▶ **Exercise instructions**
Omit the images. Copy each entry word for word.

▶ **Supplied records**
--- begin ---

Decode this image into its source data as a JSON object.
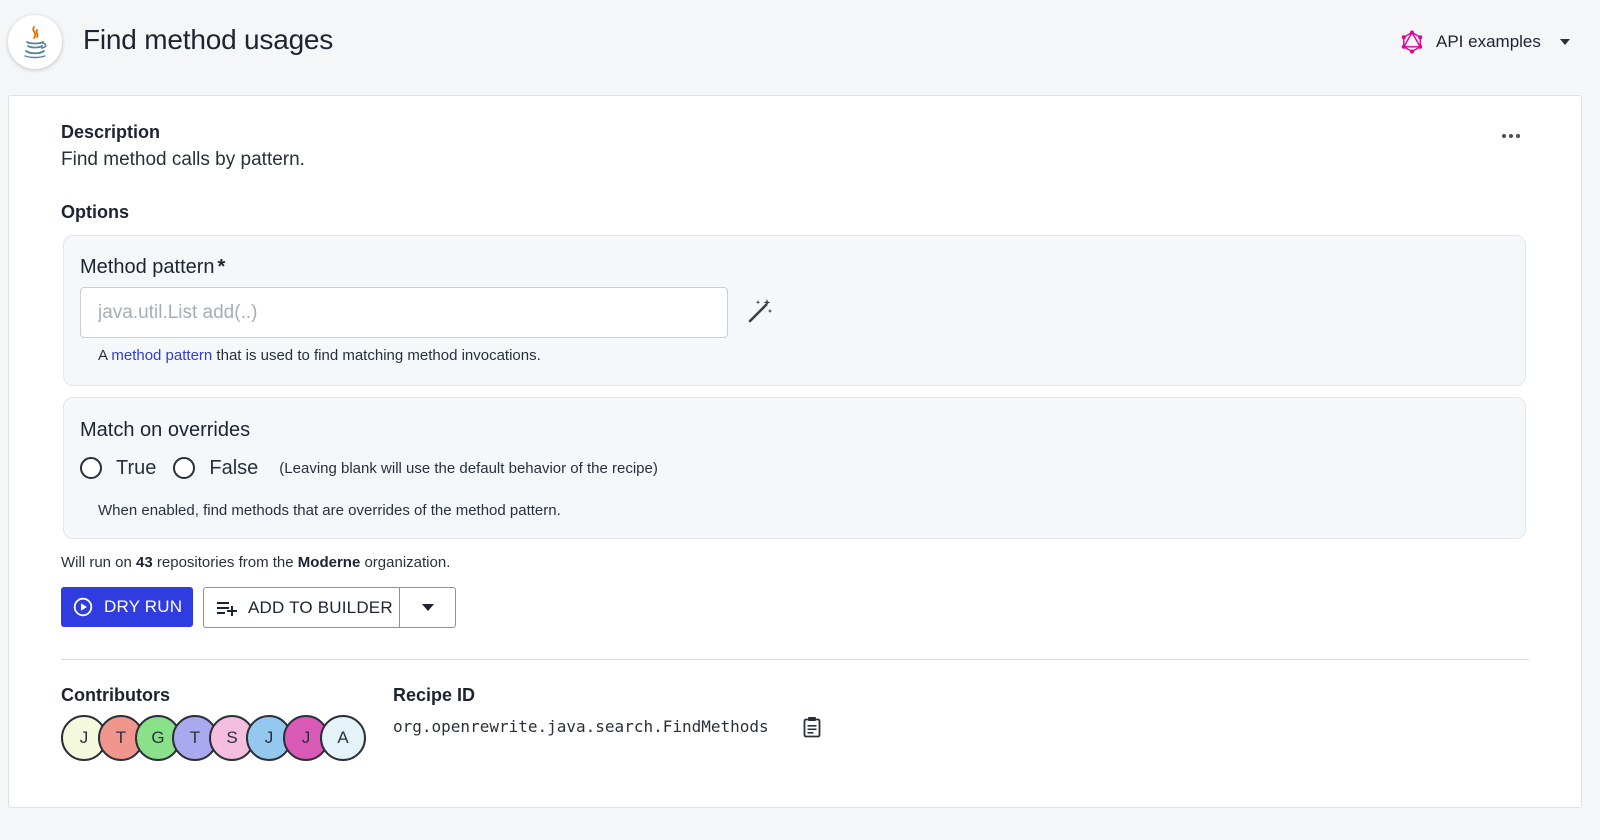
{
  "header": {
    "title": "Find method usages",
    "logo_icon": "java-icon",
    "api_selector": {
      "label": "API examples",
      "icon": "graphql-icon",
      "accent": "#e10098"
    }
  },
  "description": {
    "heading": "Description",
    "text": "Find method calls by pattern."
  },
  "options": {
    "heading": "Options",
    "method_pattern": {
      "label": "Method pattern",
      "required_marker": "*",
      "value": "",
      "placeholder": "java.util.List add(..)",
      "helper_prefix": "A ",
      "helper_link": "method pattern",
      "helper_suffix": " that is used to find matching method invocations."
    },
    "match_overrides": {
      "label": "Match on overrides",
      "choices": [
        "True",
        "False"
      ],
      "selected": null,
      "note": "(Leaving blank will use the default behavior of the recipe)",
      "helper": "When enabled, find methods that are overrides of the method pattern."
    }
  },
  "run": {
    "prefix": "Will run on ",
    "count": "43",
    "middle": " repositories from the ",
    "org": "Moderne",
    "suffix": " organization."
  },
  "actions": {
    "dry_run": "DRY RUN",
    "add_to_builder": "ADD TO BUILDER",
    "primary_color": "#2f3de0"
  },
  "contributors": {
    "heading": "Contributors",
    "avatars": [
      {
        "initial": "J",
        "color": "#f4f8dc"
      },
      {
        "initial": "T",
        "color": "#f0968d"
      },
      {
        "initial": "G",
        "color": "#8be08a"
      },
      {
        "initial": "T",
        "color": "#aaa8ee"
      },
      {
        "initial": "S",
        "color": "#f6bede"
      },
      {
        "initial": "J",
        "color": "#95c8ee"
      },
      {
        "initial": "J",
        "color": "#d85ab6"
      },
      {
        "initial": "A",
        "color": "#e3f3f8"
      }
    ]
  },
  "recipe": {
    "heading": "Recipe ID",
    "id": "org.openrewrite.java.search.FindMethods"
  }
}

--- end ---

▶ **Task response**
Decode this image into its source data as a JSON object.
{
  "header": {
    "title": "Find method usages",
    "logo_icon": "java-icon",
    "api_selector": {
      "label": "API examples",
      "icon": "graphql-icon",
      "accent": "#e10098"
    }
  },
  "description": {
    "heading": "Description",
    "text": "Find method calls by pattern."
  },
  "options": {
    "heading": "Options",
    "method_pattern": {
      "label": "Method pattern",
      "required_marker": "*",
      "value": "",
      "placeholder": "java.util.List add(..)",
      "helper_prefix": "A ",
      "helper_link": "method pattern",
      "helper_suffix": " that is used to find matching method invocations."
    },
    "match_overrides": {
      "label": "Match on overrides",
      "choices": [
        "True",
        "False"
      ],
      "selected": null,
      "note": "(Leaving blank will use the default behavior of the recipe)",
      "helper": "When enabled, find methods that are overrides of the method pattern."
    }
  },
  "run": {
    "prefix": "Will run on ",
    "count": "43",
    "middle": " repositories from the ",
    "org": "Moderne",
    "suffix": " organization."
  },
  "actions": {
    "dry_run": "DRY RUN",
    "add_to_builder": "ADD TO BUILDER",
    "primary_color": "#2f3de0"
  },
  "contributors": {
    "heading": "Contributors",
    "avatars": [
      {
        "initial": "J",
        "color": "#f4f8dc"
      },
      {
        "initial": "T",
        "color": "#f0968d"
      },
      {
        "initial": "G",
        "color": "#8be08a"
      },
      {
        "initial": "T",
        "color": "#aaa8ee"
      },
      {
        "initial": "S",
        "color": "#f6bede"
      },
      {
        "initial": "J",
        "color": "#95c8ee"
      },
      {
        "initial": "J",
        "color": "#d85ab6"
      },
      {
        "initial": "A",
        "color": "#e3f3f8"
      }
    ]
  },
  "recipe": {
    "heading": "Recipe ID",
    "id": "org.openrewrite.java.search.FindMethods"
  }
}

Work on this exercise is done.